(SELECTED EXTRACT):
◇ ◇ ◇ ◇ ◇ ◇ ◇

Solon BORLAND, Congress, AR (1808-1864)

1808-1864
Senate Years of Service:
1848-1853
Party:
Democrat

BORLAND, Solon, a Senator from Arkansas; born near Suffolk, Nansemond County, Va., September 21, 1808; attended preparatory schools in North Carolina; studied and afterwards practiced medicine; settled in Little Rock, Ark.; served throughout the Mexican War as a major in the Arkansas Volunteer Cavalry; was appointed and subsequently elected as a Democrat to the United States Senate to fill the vacancy caused by the resignation of Ambrose H. Sevier and served from March 30, 1848, to April 11, 1853, when his resignation became effective; chairman, Committee on Printing (Thirty-first and Thirty-second Congresses), Committee on Public Lands (Thirty-third Congress); served as United States Minister to Nicaragua and to the other Central American Republics 1853-1854; declined an appointment as Governor of the Territory of New Mexico; returned to Arkansas and resumed the practice of medicine in Little Rock until 1861; during the Civil War raised a brigade of troops for the Confederate Army; later was appointed a brigadier general in the Confederate Army; died near Houston, Tex., on January 1, 1864; interment in City Cemetery, Houston, Tex.

Bibliography

American National Biography; Dictionary of American Biography; Woods, James M. “Expansionism as Diplomacy: The Career of Solon Borland in Central America 1853-1854.” Americas 40 (January 1984): 399-415.

◇ ◇ ◇ ◇ ◇ ◇ ◇

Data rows
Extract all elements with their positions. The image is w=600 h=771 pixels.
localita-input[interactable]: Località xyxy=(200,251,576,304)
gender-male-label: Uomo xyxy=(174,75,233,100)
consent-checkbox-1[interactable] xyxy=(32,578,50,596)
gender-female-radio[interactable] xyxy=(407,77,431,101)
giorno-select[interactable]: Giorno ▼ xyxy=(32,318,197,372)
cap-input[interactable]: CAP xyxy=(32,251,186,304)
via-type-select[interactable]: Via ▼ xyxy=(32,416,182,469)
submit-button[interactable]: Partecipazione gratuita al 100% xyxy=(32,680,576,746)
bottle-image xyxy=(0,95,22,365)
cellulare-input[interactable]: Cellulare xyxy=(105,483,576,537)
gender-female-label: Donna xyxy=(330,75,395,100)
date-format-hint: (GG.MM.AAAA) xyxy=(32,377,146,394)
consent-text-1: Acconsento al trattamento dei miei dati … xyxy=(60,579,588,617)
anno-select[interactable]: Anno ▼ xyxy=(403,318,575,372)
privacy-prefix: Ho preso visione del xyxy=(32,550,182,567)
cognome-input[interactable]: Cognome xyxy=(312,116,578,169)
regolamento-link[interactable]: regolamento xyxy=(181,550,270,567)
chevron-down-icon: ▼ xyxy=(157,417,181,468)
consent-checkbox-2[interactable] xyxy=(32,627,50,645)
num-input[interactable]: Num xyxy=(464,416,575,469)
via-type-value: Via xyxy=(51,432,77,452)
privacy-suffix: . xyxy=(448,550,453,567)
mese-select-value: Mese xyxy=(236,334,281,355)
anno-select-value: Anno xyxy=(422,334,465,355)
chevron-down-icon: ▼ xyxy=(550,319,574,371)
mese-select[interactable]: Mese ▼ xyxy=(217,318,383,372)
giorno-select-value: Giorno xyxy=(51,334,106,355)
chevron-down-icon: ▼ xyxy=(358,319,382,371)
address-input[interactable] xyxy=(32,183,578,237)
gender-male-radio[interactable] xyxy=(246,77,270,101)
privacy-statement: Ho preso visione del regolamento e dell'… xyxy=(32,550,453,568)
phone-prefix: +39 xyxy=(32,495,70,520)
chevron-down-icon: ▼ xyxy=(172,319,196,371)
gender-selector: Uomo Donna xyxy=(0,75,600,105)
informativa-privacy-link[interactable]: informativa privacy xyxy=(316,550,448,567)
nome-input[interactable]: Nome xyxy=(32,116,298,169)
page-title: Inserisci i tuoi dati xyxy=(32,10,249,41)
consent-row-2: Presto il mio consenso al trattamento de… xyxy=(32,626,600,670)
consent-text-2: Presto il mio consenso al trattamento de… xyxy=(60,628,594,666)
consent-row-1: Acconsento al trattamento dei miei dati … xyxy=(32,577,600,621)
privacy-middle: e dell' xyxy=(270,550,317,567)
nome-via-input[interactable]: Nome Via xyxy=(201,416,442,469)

◇ ◇ ◇ ◇ ◇ ◇ ◇

(REQUIRED ACTIONS):
1. Translate this sentence from the Solon Borland biography into Spanish: "BORLAND, Solon, a Senator from Arkansas; born near Suffolk, Nansemond County, Va., September 21, 1808; attended preparatory schools in North Carolina; studied and afterwards practiced medicine; settled in Little Rock, Ark.; served throughout the Mexican War as a major in the Arkansas Volunteer Cavalry; was appointed and subsequently elected as a Democrat to the United States Senate to fill the vacancy caused by the resignation of Ambrose H. Sevier and served from March 30, 1848, to April 11, 1853, when his resignation became effective; chairman, Committee on Printing (Thirty-first and Thirty-second Congresses), Committee on Public Lands (Thirty-third Congress); served as United States Minister to Nicaragua and to the other Central American Republics 1853-1854; declined an appointment as Governor of the Territory of New Mexico; returned to Arkansas and resumed the practice of medicine in Little Rock until 1861; during the Civil War raised a brigade of troops for the Confederate Army; later was appointed a brigadier general in the Confederate Army; died near Houston, Tex., on January 1, 1864; interment in City Cemetery, Houston, Tex."
2. Please retype the part of the Solon Borland biography starting with "Bibliography" and going on through "(January 1984): 399-415.".
These rows have no connection to the Solon Borland biography.

(RESPONSES BY ITEM NUMBER):
1. BORLAND, Solon, senador por Arkansas; nació cerca de Suffolk, condado de Nansemond, Virginia, el 21 de septiembre de 1808; asistió a escuelas preparatorias en Carolina del Norte; estudió medicina y después la ejerció; se estableció en Little Rock, Arkansas; sirvió durante toda la guerra con México como mayor en la Caballería Voluntaria de Arkansas; fue designado y posteriormente elegido como demócrata al Senado de los Estados Unidos para cubrir la vacante causada por la renuncia de Ambrose H. Sevier, y sirvió desde el 30 de marzo de 1848 hasta el 11 de abril de 1853, fecha en que su renuncia se hizo efectiva; presidente del Comité de Impresión (Trigésimo primer y Trigésimo segundo Congresos) y del Comité de Tierras Públicas (Trigésimo tercer Congreso); se desempeñó como ministro de los Estados Unidos en Nicaragua y en las demás repúblicas centroamericanas de 1853 a 1854; rechazó un nombramiento como gobernador del Territorio de Nuevo México; regresó a Arkansas y retomó el ejercicio de la medicina en Little Rock hasta 1861; durante la Guerra Civil reunió una brigada de tropas para el Ejército Confederado; más tarde fue nombrado general de brigada del Ejército Confederado; murió cerca de Houston, Texas, el 1 de enero de 1864; fue sepultado en el City Cemetery de Houston, Texas.

2.
Bibliography

American National Biography; Dictionary of American Biography; Woods, James M. “Expansionism as Diplomacy: The Career of Solon Borland in Central America 1853-1854.” Americas 40 (January 1984): 399-415.